## Exercise prompt:
Copy out each line of the data holding "SSFM".

## Supplied records:
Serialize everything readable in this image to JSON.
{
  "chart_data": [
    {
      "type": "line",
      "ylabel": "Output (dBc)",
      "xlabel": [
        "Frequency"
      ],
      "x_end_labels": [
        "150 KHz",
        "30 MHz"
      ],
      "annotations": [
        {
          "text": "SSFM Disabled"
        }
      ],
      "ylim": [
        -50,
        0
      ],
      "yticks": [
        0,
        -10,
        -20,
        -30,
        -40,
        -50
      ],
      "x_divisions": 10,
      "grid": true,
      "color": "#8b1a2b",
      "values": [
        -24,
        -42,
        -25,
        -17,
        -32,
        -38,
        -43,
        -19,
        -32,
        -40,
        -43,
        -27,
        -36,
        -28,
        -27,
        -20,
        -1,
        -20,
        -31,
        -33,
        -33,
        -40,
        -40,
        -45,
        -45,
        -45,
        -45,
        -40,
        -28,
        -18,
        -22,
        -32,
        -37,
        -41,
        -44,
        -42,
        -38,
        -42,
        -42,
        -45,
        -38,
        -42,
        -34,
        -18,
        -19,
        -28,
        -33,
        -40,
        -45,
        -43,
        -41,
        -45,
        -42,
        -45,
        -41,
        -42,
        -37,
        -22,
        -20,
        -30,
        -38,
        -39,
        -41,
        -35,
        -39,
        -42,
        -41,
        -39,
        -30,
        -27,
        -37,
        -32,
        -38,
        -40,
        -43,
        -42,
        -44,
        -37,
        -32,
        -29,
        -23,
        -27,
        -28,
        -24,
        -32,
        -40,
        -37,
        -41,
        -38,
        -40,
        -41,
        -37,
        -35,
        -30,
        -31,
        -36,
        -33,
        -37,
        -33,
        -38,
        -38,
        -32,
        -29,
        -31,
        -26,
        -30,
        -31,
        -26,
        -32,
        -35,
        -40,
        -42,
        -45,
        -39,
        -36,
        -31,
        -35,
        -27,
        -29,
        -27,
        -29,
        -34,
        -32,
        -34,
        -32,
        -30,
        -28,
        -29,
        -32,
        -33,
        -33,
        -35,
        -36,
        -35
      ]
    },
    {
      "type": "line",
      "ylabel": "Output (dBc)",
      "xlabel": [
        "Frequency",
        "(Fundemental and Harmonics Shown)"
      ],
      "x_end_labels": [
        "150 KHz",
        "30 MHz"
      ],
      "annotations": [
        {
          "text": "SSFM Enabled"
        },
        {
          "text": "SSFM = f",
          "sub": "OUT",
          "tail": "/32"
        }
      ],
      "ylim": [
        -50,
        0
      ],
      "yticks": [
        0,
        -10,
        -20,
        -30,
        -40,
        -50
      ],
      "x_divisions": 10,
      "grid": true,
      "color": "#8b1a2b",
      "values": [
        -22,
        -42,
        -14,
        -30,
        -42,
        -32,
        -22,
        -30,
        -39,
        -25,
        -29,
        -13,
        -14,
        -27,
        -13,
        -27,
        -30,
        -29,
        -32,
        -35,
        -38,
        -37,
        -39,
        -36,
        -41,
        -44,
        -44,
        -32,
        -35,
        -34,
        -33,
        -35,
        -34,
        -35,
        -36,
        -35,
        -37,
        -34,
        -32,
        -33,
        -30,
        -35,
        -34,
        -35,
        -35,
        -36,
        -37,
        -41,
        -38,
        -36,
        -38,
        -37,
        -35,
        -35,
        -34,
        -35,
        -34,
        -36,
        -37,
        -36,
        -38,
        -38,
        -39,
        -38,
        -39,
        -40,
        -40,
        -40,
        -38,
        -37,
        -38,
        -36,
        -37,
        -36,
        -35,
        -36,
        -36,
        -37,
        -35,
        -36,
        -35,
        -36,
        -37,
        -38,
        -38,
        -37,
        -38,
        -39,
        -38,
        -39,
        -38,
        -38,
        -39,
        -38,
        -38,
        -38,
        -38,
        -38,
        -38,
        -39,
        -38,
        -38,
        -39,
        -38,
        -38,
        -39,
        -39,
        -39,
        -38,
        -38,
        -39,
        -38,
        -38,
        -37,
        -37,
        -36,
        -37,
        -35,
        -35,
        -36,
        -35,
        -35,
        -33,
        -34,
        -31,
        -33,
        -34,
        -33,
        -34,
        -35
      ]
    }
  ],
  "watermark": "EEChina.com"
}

## Task response:
          "text": "SSFM Disabled"
          "text": "SSFM Enabled"
          "text": "SSFM = f",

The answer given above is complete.